● Stored dataset items:
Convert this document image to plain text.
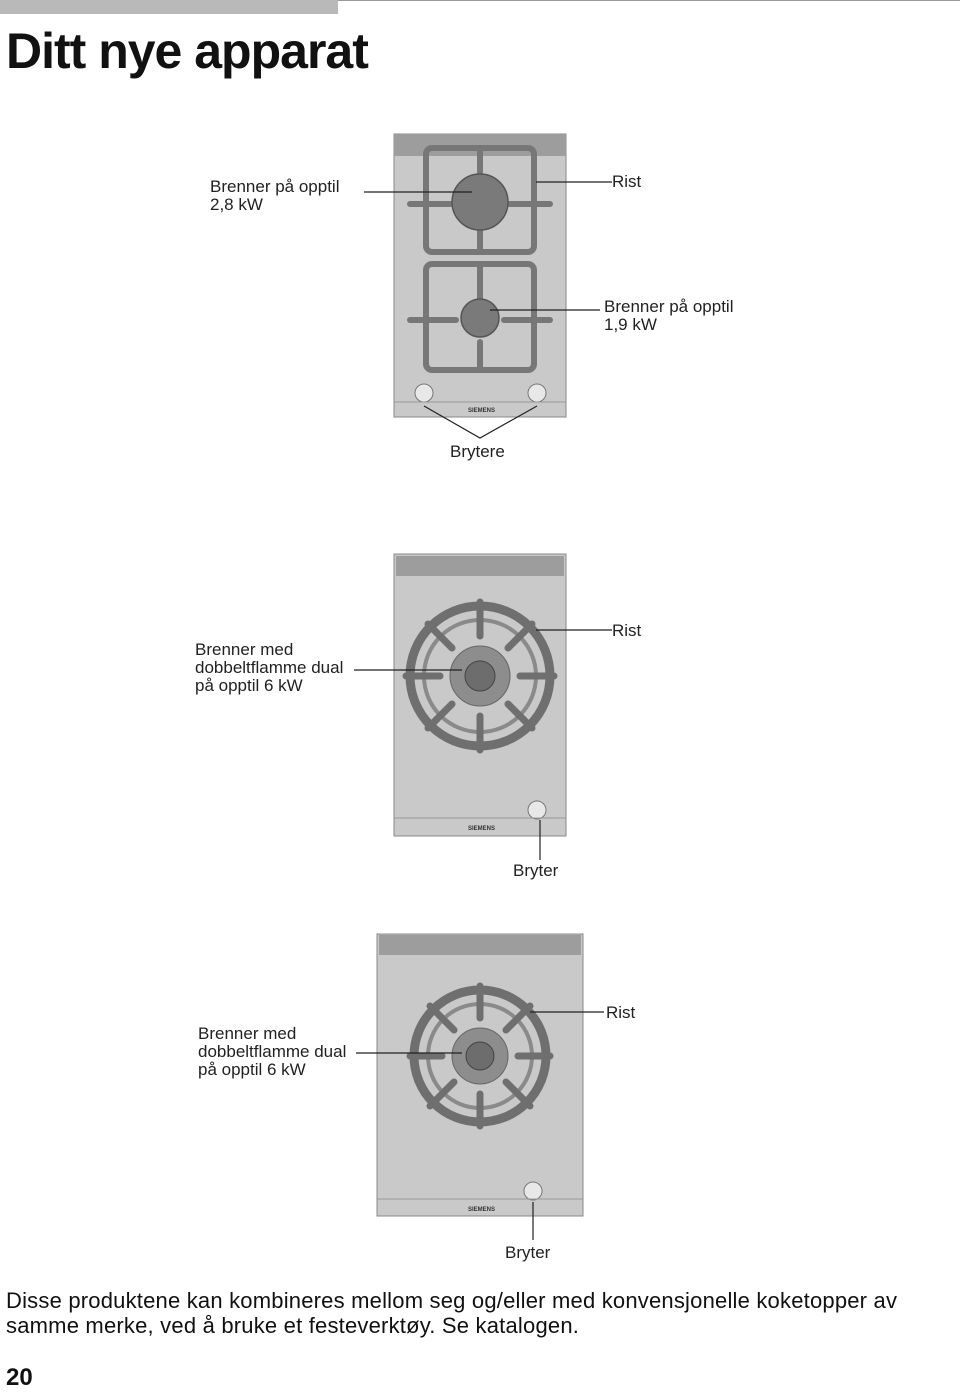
Ditt nye apparat
SIEMENS
Brenner på opptil
2,8 kW
Rist
Brenner på opptil
1,9 kW
Brytere
SIEMENS
Brenner med
dobbeltflamme dual
på opptil 6 kW
Rist
Bryter
SIEMENS
Brenner med
dobbeltflamme dual
på opptil 6 kW
Rist
Bryter

Disse produktene kan kombineres mellom seg og/eller med konvensjonelle koketopper av samme merke, ved å bruke et festeverktøy. Se katalogen.

20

● YOUR TASK: Without including any pictures, output all the entries above exactly.

● TASK OUTPUT:
Convert this document image to plain text.
Ditt nye apparat
SIEMENS
Brenner på opptil
2,8 kW
Rist
Brenner på opptil
1,9 kW
Brytere
SIEMENS
Brenner med
dobbeltflamme dual
på opptil 6 kW
Rist
Bryter
SIEMENS
Brenner med
dobbeltflamme dual
på opptil 6 kW
Rist
Bryter

Disse produktene kan kombineres mellom seg og/eller med konvensjonelle koketopper av samme merke, ved å bruke et festeverktøy. Se katalogen.

20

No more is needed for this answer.